**Selection**
+ + + + + + +
Streamlit Word Cloud

How to use 2020 Google Keyword and Twitter Hashtag trends to build word clouds

Posted by

We will be building a Streamlit Web App to showcase a word cloud of Trending Google Keywords and Twitter Hashtags in 2020

The Link to the live app and screenshots of some of the word clouds are at the end of the article

Introduction 

We will be getting our data from the following website

https://us.trend-calendar.com/trend/2020-01-01.html

The above website stores archives of the trending keywords and hashtags on each day. Beautiful Soup will be used to scrape this website to get the required data. We will be building the following features

  • A 2020 word cloud
  • The ability for the user to select a date and generate a word cloud for that date
  • The ability for the user to change the image mask

Pre-Requisite

  • Basic Familiarity with Web Scraping using Beautiful Soup
  • Knowledge of Streamlit is not necessary for generating the word clouds but a basic understanding of Streamlit is required to build the web app

Install the Required Packages📦

We will need to install the following libraries

  • Pandas
  • Streamlit
  • WordCloud
  • Matplotlib
  • BeautifulSoup
pip install pandas,streamlit,wordcloud,matplotlib,bs4

Acquiring the Data 📈

The website mentioned above follows the following format

https://us.trend-calendar.com/trend/{date}.html

The {date} has to replaced by the date we are interested in. It has to be in the YYYY-MM-DD format. For ease, we will scrape the data in intervals of 7 days,i.e [2020–01–01, 2020–01–08, 2020–01–15, 2020–01–22 …… ]

Generating the Dates

Pandas has a function date_range() which is like the range() function but for dates. The function takes the start date, end date, and frequency as parameters

def get_dates():
    dates = pd.date_range('2020-01-01','2020-12-27',freq='7d')
    dates = [d.strftime('%Y-%m-%d') for d in dates]
    return dates

Defining Function to get data for given day

We will only store the top 10 keywords and hashtags.

Screenshot by Author

If you inspect the HTML of the website, you will notice the following

  • There are two ‘ol’ elements. Both their class names are ‘ranking’
  • The first element contains the Twitter Hashtags and the second element contains the Google Keywords
  • Inside the ‘ol’ element, the keywords/hashtags are stored inside ‘li’ elements.
def get_keywords(date):
    result = {}
    url = f'https://us.trend-calendar.com/trend/{date}.html'
    r = requests.get(url)
    if r.status_code != 200:
     print(f'Failed to get data from {url}')
    soup = BeautifulSoup(r.text, "html.parser")

The requests library will be used to make a request to our website and the page returned will be used to initialize a beautiful soup object

Before storing the data we will do the following pre-processing

  • Remove hashtag characters from the beginning of the Twitter hashtags
  • Converting all the data to lower case

Word clouds can use weights to vary the font size of certain words. In our case, we will assign a weight of 10 to the first ranked keyword and decrement weight for keywords lower in the ranking. Therefore the 10th keyword will have a weight of 1 and the 5th keyword will have a weight of 5.

try:
   twitter_trends = soup.find_all('ol' , 'ranking')[0].find_all('li')[0:10]
   for idx,trend in enumerate(twitter_trends):
       trend = trend.text.lstrip("#").lower()
+ + + + + + +
**Data rows**
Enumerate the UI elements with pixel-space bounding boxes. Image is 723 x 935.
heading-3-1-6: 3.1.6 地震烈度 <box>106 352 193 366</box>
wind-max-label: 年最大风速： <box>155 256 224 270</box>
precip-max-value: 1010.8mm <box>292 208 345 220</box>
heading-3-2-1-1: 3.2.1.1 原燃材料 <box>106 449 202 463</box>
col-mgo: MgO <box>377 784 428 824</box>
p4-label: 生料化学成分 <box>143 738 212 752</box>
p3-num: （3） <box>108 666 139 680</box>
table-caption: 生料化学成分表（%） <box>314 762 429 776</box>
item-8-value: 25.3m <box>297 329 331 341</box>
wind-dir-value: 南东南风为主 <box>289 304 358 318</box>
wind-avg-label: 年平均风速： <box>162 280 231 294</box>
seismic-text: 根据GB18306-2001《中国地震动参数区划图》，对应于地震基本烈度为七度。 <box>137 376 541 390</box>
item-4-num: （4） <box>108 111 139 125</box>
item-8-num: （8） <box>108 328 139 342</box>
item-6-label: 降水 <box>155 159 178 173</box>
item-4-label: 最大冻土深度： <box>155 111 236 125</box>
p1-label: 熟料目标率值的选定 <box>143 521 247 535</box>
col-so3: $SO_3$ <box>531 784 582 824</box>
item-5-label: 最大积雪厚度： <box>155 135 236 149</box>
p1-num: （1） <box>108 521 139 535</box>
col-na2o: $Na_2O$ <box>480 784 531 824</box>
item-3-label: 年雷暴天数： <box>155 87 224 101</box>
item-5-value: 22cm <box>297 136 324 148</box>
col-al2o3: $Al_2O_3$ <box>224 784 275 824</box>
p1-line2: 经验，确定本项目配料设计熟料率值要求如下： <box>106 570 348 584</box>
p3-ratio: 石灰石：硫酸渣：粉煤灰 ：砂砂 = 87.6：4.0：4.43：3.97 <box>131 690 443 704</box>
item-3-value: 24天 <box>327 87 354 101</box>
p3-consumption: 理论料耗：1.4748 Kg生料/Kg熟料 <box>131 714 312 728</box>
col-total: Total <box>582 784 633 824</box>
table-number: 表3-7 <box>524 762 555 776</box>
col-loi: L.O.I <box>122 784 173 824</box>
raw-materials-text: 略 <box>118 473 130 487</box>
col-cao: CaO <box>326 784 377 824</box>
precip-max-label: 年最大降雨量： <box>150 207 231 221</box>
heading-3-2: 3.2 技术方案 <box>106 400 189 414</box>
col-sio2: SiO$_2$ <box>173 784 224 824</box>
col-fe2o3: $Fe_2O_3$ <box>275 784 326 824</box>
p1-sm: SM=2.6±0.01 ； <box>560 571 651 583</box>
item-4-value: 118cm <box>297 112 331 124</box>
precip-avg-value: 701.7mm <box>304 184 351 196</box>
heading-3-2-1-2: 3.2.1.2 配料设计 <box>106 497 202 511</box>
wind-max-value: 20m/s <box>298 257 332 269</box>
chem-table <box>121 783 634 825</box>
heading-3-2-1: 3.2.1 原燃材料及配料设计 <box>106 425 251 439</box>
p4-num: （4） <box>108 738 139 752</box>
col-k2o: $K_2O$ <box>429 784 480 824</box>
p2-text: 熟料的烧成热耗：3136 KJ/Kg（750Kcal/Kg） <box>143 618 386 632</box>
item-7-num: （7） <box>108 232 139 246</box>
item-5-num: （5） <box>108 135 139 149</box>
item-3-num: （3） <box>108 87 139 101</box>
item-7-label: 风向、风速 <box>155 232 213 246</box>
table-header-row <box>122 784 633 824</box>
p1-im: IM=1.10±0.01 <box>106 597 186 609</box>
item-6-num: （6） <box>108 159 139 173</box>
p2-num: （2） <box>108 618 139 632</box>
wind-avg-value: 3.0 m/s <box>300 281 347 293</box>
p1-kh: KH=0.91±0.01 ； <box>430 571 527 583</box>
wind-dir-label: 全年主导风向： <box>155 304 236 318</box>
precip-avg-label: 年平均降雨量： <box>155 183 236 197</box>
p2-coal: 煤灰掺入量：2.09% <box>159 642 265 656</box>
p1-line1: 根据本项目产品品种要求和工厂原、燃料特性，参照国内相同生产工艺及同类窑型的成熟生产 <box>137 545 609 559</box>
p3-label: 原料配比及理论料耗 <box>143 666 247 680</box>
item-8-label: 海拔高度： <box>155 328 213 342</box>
+ + + + + + +
Reproduce verbatim the part of the Streamlit word cloud tutorial that opens with the words containing "Defining Function to" and closes with "inside ‘li’ elements.".

Defining Function to get data for given day

We will only store the top 10 keywords and hashtags.

Screenshot by Author

If you inspect the HTML of the website, you will notice the following

  • There are two ‘ol’ elements. Both their class names are ‘ranking’
  • The first element contains the Twitter Hashtags and the second element contains the Google Keywords
  • Inside the ‘ol’ element, the keywords/hashtags are stored inside ‘li’ elements.